What needs to be done:
Report how many lines in the records hold the string "Time"; give the number and nothing else.
Begin Dataset extract
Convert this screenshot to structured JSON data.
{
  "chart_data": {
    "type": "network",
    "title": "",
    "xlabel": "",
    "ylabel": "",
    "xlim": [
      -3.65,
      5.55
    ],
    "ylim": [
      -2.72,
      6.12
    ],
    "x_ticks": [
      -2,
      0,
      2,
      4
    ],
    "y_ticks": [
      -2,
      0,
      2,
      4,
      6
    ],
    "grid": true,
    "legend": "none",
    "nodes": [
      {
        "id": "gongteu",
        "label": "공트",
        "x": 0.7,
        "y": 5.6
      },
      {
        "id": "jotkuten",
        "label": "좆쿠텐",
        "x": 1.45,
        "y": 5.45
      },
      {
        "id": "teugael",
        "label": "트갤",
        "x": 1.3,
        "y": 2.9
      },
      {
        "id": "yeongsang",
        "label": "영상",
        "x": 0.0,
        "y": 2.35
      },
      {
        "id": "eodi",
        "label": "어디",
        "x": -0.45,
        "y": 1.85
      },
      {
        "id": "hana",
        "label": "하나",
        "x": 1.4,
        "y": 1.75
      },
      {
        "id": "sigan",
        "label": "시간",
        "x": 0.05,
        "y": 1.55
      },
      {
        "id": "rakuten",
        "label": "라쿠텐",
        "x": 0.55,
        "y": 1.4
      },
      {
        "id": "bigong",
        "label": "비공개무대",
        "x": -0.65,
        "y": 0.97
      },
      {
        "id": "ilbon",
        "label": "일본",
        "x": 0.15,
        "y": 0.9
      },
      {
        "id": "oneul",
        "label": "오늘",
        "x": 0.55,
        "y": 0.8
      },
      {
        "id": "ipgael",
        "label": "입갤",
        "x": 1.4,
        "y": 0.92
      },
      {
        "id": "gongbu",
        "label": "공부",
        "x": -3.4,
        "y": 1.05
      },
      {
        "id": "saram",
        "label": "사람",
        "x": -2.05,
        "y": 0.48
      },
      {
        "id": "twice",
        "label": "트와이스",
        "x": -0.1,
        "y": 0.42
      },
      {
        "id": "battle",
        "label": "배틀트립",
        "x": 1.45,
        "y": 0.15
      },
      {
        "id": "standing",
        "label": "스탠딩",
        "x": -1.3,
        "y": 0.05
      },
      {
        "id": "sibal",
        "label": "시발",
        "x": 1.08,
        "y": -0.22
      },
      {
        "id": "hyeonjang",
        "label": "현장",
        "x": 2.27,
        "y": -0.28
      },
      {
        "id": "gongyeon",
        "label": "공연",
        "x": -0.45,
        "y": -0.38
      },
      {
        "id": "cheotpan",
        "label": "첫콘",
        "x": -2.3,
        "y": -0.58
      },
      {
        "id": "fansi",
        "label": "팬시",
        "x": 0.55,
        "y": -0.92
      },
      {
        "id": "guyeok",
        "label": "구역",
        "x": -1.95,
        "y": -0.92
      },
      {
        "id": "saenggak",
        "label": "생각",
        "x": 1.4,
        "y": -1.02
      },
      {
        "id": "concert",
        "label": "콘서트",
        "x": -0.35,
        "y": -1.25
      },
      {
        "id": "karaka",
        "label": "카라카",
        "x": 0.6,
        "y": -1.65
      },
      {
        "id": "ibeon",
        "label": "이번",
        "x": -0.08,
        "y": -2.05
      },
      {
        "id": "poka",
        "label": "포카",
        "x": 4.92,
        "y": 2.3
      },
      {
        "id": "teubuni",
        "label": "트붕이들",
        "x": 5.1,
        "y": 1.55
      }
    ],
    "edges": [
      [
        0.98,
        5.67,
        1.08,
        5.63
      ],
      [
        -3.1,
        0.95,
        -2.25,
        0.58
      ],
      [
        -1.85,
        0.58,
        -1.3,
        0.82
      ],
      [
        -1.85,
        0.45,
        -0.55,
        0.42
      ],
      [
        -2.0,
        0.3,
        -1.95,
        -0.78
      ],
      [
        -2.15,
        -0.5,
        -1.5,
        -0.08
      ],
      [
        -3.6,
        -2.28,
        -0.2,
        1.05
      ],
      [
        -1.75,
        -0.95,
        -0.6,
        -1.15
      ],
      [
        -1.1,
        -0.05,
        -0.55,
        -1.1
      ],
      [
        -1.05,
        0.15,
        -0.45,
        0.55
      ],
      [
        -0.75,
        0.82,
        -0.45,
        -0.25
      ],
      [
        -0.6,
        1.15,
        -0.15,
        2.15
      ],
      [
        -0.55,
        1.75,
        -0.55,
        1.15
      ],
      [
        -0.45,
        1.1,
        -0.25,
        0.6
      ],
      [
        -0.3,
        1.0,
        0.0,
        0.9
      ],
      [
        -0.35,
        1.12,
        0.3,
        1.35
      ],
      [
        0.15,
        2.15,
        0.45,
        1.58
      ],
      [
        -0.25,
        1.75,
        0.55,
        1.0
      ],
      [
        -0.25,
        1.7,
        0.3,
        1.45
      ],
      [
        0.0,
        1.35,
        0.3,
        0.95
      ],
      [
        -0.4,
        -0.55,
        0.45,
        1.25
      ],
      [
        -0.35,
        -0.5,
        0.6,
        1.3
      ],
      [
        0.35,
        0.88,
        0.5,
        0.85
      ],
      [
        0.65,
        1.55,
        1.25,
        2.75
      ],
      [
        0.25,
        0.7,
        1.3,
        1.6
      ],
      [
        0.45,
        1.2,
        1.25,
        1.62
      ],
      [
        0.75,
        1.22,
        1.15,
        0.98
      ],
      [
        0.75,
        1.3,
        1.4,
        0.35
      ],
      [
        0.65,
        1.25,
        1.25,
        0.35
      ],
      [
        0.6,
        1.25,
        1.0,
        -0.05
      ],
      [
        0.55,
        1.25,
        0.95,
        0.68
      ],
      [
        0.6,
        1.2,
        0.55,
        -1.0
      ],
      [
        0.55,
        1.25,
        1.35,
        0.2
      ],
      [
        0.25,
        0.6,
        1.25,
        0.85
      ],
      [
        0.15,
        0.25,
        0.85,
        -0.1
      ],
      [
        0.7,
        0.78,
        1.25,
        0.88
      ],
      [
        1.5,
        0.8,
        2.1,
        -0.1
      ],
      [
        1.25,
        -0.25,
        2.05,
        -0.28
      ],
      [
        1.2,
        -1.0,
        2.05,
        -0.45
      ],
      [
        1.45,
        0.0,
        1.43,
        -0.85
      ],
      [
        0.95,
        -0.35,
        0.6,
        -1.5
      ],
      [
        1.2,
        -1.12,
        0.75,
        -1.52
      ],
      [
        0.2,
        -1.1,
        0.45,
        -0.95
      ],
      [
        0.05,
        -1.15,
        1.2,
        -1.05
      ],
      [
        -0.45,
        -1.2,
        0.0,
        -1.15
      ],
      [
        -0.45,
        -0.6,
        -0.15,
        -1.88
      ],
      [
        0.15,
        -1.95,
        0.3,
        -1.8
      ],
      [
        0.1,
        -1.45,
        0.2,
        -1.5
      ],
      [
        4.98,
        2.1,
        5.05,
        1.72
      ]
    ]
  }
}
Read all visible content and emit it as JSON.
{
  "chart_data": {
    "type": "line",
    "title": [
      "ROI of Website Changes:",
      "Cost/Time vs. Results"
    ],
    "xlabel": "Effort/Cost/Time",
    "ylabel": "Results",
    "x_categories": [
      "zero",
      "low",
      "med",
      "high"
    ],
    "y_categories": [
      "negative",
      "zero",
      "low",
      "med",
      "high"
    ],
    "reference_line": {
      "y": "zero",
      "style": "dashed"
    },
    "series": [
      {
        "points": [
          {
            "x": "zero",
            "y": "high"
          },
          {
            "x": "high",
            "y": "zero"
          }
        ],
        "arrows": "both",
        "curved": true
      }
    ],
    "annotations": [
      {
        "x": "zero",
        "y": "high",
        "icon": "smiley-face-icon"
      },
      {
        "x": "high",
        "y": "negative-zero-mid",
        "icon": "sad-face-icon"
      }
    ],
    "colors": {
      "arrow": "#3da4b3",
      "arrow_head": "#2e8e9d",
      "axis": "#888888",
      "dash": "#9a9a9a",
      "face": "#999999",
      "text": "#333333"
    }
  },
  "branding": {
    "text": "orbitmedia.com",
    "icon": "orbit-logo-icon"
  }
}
End Dataset extract
Response to the exercise:
2